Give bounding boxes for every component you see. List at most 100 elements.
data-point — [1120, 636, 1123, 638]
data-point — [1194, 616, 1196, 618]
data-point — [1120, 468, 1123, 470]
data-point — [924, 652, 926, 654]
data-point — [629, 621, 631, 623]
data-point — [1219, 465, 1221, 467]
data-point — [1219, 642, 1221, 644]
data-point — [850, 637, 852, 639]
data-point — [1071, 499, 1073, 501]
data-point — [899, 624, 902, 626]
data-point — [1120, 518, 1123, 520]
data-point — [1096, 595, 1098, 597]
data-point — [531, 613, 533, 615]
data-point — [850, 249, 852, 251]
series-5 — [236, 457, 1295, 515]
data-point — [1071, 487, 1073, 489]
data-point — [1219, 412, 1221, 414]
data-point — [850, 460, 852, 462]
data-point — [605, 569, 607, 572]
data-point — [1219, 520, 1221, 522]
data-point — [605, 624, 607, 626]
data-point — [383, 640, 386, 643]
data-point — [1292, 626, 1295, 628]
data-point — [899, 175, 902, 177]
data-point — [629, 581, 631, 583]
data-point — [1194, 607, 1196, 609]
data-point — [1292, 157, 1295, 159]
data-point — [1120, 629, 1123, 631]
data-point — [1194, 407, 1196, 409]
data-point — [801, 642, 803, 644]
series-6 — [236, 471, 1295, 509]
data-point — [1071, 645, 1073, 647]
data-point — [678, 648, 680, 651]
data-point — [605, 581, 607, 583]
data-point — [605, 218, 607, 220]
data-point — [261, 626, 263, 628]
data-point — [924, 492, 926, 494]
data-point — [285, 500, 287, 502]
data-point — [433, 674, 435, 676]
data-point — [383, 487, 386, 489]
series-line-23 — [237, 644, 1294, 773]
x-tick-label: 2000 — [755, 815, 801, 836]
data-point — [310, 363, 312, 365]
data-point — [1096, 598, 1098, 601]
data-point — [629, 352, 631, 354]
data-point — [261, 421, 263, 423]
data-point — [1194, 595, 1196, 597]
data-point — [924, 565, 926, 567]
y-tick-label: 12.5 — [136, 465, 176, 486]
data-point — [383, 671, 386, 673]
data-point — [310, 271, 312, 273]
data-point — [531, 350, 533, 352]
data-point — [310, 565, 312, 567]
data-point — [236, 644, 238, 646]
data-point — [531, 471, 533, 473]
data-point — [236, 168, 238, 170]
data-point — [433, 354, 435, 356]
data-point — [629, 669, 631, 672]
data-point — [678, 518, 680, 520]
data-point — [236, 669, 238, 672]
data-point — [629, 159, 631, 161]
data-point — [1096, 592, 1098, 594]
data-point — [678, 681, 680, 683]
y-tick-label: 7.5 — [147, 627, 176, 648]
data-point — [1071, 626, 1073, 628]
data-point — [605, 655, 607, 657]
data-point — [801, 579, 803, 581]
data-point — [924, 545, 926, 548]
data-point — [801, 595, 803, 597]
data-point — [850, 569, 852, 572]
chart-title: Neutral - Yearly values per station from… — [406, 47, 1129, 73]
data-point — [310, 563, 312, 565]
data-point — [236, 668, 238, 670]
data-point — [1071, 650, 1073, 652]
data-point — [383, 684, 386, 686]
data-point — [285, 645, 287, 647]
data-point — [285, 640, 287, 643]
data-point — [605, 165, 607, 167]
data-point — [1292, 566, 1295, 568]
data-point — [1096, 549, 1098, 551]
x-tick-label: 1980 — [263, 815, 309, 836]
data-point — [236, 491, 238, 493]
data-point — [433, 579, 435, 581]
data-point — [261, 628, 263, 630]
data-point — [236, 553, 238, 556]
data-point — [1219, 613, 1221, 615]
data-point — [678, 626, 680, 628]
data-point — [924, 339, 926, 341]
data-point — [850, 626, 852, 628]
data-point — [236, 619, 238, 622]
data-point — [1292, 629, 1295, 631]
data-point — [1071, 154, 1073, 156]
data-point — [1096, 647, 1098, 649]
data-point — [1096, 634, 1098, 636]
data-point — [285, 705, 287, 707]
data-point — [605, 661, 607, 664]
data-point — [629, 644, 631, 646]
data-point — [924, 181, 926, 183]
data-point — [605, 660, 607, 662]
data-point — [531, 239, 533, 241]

| What the exercise asks |
How many lines of the data above contain the string "series"? Reply with the number only.

| Expected answer |
3